▶ **EXERCISE INSTRUCTIONS**
Quote every line of the entries below word for word, leaving out the pictures.

[Collected data entries]
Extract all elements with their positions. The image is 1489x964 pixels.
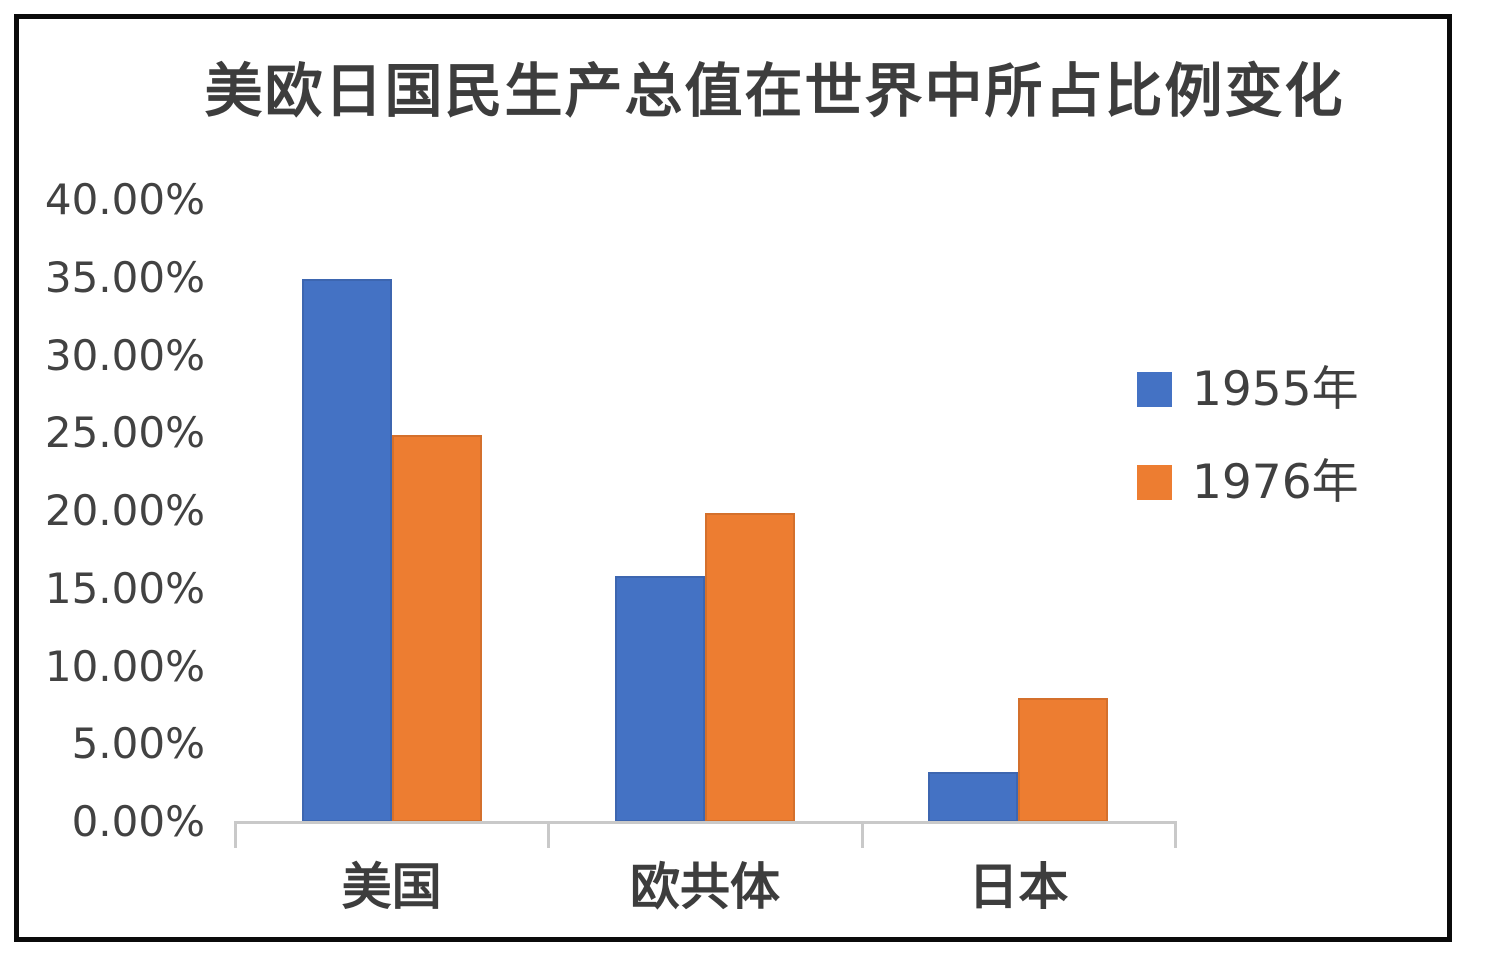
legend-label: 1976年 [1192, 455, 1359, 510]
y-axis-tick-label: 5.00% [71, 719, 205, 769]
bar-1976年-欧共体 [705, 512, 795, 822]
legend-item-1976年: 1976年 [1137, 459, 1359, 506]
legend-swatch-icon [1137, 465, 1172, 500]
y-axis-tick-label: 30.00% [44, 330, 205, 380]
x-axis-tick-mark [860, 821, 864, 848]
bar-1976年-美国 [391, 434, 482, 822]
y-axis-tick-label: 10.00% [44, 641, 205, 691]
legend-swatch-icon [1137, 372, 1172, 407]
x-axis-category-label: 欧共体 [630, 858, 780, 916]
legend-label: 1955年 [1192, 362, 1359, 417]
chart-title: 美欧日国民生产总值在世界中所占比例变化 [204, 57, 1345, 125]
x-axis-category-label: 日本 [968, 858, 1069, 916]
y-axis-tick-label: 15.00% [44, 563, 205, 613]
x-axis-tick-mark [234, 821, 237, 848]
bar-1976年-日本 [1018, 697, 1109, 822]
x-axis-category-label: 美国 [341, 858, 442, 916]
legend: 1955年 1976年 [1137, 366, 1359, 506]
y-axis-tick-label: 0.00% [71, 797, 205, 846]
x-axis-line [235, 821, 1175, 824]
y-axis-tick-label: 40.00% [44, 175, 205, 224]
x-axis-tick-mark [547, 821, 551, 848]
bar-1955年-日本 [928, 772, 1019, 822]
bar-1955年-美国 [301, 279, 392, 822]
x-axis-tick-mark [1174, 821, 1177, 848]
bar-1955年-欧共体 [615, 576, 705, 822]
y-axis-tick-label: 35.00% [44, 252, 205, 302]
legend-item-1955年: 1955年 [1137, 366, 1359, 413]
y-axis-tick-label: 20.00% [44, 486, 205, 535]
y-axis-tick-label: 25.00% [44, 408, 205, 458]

▶ **FINAL RESULT**
Extract all elements with their positions. The image is 1489x964 pixels.
legend-label: 1976年 [1192, 455, 1359, 510]
y-axis-tick-label: 5.00% [71, 719, 205, 769]
bar-1976年-欧共体 [705, 512, 795, 822]
legend-item-1976年: 1976年 [1137, 459, 1359, 506]
legend-swatch-icon [1137, 465, 1172, 500]
y-axis-tick-label: 30.00% [44, 330, 205, 380]
x-axis-tick-mark [860, 821, 864, 848]
bar-1976年-美国 [391, 434, 482, 822]
y-axis-tick-label: 10.00% [44, 641, 205, 691]
legend-swatch-icon [1137, 372, 1172, 407]
x-axis-category-label: 欧共体 [630, 858, 780, 916]
legend-label: 1955年 [1192, 362, 1359, 417]
chart-title: 美欧日国民生产总值在世界中所占比例变化 [204, 57, 1345, 125]
x-axis-category-label: 日本 [968, 858, 1069, 916]
y-axis-tick-label: 15.00% [44, 563, 205, 613]
x-axis-tick-mark [234, 821, 237, 848]
bar-1976年-日本 [1018, 697, 1109, 822]
x-axis-category-label: 美国 [341, 858, 442, 916]
legend: 1955年 1976年 [1137, 366, 1359, 506]
y-axis-tick-label: 0.00% [71, 797, 205, 846]
x-axis-line [235, 821, 1175, 824]
y-axis-tick-label: 40.00% [44, 175, 205, 224]
x-axis-tick-mark [547, 821, 551, 848]
bar-1955年-日本 [928, 772, 1019, 822]
bar-1955年-美国 [301, 279, 392, 822]
x-axis-tick-mark [1174, 821, 1177, 848]
bar-1955年-欧共体 [615, 576, 705, 822]
y-axis-tick-label: 35.00% [44, 252, 205, 302]
legend-item-1955年: 1955年 [1137, 366, 1359, 413]
y-axis-tick-label: 20.00% [44, 486, 205, 535]
y-axis-tick-label: 25.00% [44, 408, 205, 458]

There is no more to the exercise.